### TASK INSTRUCTIONS
Copy all lines in which the word "train" can be found.

━━━━

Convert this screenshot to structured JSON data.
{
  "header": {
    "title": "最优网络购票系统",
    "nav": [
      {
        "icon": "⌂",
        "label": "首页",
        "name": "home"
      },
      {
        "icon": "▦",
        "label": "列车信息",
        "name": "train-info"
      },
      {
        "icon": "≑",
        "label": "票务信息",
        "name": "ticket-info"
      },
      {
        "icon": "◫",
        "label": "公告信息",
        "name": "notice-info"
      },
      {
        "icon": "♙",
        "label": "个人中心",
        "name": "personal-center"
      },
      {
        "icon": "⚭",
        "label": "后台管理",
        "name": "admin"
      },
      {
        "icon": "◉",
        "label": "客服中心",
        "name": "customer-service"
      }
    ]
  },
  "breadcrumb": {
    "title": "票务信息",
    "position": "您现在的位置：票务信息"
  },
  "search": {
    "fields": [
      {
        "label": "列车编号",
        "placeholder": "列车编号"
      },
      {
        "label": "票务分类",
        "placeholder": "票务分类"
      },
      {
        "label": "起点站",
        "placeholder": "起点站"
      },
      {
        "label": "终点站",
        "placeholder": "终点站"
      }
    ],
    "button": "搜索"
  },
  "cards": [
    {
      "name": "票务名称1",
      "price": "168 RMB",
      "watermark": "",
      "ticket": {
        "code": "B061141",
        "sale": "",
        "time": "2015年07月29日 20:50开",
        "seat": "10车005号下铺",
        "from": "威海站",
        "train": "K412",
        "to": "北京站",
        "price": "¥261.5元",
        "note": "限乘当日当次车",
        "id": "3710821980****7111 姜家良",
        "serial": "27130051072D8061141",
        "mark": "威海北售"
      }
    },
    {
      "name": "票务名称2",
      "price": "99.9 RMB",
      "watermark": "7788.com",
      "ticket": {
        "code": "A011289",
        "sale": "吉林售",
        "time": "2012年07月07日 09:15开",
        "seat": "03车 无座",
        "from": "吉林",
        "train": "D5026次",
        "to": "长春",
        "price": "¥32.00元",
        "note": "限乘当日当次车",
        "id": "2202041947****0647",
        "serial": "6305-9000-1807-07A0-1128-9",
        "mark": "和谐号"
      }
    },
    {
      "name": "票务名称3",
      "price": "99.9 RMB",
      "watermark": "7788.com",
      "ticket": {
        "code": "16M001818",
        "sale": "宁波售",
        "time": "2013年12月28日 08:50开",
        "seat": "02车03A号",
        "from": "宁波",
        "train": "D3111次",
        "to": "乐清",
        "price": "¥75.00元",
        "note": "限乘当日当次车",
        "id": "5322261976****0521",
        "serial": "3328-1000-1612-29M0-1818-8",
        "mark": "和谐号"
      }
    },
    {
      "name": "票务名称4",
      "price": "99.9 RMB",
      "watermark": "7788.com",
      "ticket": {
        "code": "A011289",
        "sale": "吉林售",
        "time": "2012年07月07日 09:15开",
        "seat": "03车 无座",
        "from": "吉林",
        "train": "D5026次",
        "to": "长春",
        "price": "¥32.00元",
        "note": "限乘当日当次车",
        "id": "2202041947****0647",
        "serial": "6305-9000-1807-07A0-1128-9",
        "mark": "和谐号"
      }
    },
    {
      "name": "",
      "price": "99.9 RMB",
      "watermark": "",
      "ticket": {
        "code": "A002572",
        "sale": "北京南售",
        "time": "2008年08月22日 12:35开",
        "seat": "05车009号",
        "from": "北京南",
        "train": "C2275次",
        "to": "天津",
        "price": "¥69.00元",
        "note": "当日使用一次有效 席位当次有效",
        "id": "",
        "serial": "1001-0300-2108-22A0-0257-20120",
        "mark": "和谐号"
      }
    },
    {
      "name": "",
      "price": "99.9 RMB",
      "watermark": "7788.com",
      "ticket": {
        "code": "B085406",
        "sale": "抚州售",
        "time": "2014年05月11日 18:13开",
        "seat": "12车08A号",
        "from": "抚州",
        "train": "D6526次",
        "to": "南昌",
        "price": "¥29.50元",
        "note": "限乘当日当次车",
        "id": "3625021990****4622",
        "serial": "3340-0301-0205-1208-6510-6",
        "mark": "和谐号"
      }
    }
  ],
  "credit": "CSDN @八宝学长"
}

━━━━

### ANSWER FOR THE TASK
        "name": "train-info"
        "train": "K412",
        "train": "D5026次",
        "train": "D3111次",
        "train": "D5026次",
        "train": "C2275次",
        "train": "D6526次",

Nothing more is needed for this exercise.